DATA SUPPLIED –
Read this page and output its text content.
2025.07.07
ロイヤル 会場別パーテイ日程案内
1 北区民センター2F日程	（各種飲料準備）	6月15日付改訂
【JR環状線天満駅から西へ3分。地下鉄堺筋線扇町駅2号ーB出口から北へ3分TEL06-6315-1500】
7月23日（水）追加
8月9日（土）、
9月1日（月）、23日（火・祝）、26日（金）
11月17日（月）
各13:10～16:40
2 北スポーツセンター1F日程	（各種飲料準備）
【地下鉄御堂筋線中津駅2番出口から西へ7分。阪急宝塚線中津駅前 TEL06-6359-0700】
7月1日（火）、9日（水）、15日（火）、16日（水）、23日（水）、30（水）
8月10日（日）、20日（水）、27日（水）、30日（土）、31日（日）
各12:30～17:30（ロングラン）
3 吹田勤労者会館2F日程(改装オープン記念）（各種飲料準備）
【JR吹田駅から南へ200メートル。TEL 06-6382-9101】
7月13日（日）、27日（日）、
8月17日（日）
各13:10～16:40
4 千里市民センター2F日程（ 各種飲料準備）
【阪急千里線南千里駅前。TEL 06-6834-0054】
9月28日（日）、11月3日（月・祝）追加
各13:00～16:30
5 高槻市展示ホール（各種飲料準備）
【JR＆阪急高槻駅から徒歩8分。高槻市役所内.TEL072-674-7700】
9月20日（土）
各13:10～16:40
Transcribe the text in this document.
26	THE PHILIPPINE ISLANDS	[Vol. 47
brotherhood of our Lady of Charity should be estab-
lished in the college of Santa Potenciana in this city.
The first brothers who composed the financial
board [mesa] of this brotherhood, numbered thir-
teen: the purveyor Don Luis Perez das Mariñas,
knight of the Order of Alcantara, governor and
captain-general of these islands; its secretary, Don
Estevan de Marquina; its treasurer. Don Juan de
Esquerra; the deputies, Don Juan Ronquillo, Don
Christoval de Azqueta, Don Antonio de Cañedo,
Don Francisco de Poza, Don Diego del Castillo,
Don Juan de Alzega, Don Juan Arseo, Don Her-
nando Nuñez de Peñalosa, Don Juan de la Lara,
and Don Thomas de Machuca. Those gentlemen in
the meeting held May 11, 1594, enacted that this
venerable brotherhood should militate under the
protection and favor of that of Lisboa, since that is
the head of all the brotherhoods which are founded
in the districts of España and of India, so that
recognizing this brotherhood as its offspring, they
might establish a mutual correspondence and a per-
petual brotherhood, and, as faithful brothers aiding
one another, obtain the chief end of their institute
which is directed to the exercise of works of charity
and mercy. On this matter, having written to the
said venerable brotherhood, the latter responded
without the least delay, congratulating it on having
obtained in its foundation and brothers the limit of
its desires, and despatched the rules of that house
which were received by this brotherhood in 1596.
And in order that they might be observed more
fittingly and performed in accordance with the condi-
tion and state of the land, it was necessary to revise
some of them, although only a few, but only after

REQUIREMENT – Show all lines from the records above where the word "that" occurs.

WRITTEN ANSWER –
the meeting held May 11, 1594, enacted that this
protection and favor of that of Lisboa, since that is
in the districts of España and of India, so that
its desires, and despatched the rules of that house
And in order that they might be observed more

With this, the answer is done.